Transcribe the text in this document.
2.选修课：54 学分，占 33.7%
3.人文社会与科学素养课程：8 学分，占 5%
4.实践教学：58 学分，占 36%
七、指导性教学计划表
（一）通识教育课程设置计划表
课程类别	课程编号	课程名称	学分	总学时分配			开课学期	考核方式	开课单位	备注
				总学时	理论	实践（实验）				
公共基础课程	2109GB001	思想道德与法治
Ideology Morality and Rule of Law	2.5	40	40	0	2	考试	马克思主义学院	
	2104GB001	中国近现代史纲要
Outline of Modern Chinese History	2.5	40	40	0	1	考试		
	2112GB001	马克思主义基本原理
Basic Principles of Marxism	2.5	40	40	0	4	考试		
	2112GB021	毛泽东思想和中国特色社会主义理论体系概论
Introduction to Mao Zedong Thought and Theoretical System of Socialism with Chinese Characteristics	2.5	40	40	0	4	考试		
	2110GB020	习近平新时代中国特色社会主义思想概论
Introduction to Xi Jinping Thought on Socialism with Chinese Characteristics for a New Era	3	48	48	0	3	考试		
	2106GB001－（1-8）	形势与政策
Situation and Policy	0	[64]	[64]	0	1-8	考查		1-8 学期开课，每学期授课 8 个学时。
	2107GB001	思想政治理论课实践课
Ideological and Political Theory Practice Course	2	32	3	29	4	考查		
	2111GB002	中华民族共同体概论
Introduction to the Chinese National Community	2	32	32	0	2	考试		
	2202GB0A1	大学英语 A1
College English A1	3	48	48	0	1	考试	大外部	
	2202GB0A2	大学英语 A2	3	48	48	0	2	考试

# # #

DIRECTIONS
Transcribe the data above in full, exactly.

SOLUTION TO THE EXERCISE
Transcribe the text in this document.
2.选修课：54 学分，占 33.7%
3.人文社会与科学素养课程：8 学分，占 5%
4.实践教学：58 学分，占 36%
七、指导性教学计划表
（一）通识教育课程设置计划表
课程类别	课程编号	课程名称	学分	总学时分配			开课学期	考核方式	开课单位	备注
				总学时	理论	实践（实验）				
公共基础课程	2109GB001	思想道德与法治
Ideology Morality and Rule of Law	2.5	40	40	0	2	考试	马克思主义学院	
	2104GB001	中国近现代史纲要
Outline of Modern Chinese History	2.5	40	40	0	1	考试		
	2112GB001	马克思主义基本原理
Basic Principles of Marxism	2.5	40	40	0	4	考试		
	2112GB021	毛泽东思想和中国特色社会主义理论体系概论
Introduction to Mao Zedong Thought and Theoretical System of Socialism with Chinese Characteristics	2.5	40	40	0	4	考试		
	2110GB020	习近平新时代中国特色社会主义思想概论
Introduction to Xi Jinping Thought on Socialism with Chinese Characteristics for a New Era	3	48	48	0	3	考试		
	2106GB001－（1-8）	形势与政策
Situation and Policy	0	[64]	[64]	0	1-8	考查		1-8 学期开课，每学期授课 8 个学时。
	2107GB001	思想政治理论课实践课
Ideological and Political Theory Practice Course	2	32	3	29	4	考查		
	2111GB002	中华民族共同体概论
Introduction to the Chinese National Community	2	32	32	0	2	考试		
	2202GB0A1	大学英语 A1
College English A1	3	48	48	0	1	考试	大外部	
	2202GB0A2	大学英语 A2	3	48	48	0	2	考试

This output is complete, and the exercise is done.